### Given exercise
Pick out each line containing the string "الشخص" and copy it.

Dataset entries
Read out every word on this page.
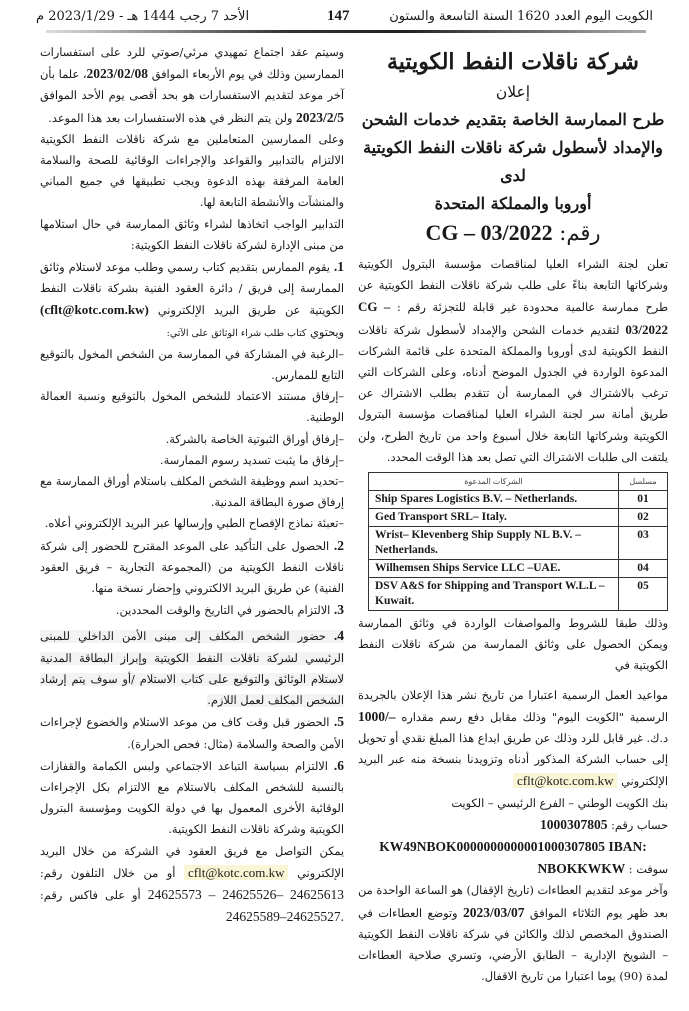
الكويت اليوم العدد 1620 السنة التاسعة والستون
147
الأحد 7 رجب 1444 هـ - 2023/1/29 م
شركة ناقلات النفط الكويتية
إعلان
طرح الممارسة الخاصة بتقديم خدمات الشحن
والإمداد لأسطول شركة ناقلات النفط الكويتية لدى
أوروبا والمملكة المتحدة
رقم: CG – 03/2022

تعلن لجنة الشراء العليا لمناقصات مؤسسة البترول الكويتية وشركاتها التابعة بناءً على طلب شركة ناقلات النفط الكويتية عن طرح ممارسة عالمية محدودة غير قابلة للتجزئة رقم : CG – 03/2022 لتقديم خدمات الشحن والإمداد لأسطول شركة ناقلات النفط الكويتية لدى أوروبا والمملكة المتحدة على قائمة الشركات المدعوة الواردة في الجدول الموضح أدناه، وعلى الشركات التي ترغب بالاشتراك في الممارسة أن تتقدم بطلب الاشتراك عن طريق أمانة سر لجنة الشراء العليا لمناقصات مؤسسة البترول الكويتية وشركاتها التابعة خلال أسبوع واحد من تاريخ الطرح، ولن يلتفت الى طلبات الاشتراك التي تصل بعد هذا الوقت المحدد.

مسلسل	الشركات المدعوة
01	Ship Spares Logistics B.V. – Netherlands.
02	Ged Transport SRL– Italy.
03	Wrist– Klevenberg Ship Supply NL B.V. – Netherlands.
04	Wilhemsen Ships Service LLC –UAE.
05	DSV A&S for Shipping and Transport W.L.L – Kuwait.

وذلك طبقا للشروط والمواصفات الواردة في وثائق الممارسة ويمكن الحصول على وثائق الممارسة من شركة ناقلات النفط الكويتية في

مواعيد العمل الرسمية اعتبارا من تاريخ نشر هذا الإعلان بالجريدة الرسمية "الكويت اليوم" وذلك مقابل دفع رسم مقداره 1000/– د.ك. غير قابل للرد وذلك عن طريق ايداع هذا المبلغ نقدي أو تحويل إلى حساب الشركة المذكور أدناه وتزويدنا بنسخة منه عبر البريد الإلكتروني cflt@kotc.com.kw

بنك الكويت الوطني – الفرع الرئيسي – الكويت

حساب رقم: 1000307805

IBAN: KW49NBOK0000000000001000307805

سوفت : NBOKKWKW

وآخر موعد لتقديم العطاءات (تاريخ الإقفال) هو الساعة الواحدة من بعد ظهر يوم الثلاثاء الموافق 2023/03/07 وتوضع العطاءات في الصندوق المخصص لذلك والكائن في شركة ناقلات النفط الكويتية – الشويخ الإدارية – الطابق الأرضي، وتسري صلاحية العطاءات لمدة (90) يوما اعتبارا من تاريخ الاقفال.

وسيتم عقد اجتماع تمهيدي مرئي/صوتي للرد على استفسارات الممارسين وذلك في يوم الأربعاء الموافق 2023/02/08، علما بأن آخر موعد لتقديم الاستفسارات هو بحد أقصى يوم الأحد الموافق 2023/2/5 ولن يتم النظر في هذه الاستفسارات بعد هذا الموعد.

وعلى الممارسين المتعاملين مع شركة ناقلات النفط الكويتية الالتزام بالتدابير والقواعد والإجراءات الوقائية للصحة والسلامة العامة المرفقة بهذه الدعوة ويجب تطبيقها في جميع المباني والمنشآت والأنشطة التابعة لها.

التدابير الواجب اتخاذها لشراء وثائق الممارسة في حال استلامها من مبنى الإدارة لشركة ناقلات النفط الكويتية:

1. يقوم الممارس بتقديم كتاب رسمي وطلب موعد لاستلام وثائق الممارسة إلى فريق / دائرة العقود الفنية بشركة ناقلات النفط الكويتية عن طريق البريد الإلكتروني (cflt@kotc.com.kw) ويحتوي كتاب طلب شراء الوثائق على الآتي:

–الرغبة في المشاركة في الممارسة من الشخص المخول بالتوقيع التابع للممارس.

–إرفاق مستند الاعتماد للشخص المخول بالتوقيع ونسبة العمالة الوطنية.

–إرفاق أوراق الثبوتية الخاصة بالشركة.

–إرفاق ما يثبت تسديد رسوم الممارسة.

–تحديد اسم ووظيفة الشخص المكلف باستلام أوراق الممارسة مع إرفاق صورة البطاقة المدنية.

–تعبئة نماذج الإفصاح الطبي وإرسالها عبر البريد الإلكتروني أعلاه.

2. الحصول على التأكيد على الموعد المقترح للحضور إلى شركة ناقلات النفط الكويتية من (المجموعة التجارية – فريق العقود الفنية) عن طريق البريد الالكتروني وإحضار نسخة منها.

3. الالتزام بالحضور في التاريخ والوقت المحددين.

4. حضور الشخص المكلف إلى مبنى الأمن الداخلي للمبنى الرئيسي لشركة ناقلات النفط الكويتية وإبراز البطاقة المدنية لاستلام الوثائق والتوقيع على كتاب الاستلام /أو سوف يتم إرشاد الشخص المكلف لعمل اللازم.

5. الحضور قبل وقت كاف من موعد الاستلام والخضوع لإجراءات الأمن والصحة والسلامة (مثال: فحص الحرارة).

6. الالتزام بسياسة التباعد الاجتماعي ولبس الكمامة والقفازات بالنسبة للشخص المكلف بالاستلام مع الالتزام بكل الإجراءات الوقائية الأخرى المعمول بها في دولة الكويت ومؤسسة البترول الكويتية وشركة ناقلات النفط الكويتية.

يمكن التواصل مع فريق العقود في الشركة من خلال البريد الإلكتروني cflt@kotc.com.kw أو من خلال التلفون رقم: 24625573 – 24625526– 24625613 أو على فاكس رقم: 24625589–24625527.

...

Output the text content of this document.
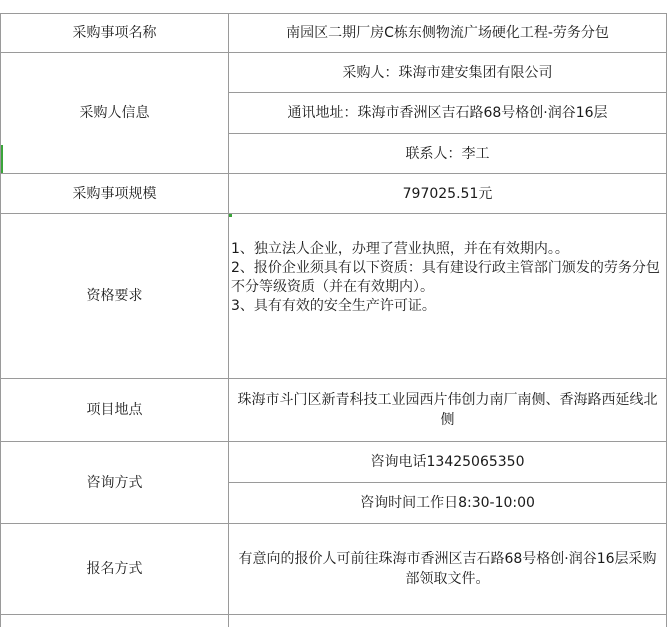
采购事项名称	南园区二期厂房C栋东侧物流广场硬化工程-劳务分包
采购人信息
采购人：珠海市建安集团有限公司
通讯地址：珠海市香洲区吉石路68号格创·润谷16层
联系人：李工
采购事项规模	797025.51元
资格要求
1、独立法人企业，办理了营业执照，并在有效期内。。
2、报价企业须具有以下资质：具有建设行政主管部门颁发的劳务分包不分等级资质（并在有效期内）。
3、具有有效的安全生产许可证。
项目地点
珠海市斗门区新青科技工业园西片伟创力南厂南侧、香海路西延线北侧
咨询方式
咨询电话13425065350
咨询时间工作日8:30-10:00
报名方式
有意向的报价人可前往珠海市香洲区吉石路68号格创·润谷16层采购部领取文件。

### Result for this task
–الرغبة في المشاركة في الممارسة من الشخص المخول بالتوقيع التابع للممارس.
–تحديد اسم ووظيفة الشخص المكلف باستلام أوراق الممارسة مع إرفاق صورة البطاقة المدنية.
4. حضور الشخص المكلف إلى مبنى الأمن الداخلي للمبنى الرئيسي لشركة ناقلات النفط الكويتية وإبراز البطاقة المدنية لاستلام الوثائق والتوقيع على كتاب الاستلام /أو سوف يتم إرشاد الشخص المكلف لعمل اللازم.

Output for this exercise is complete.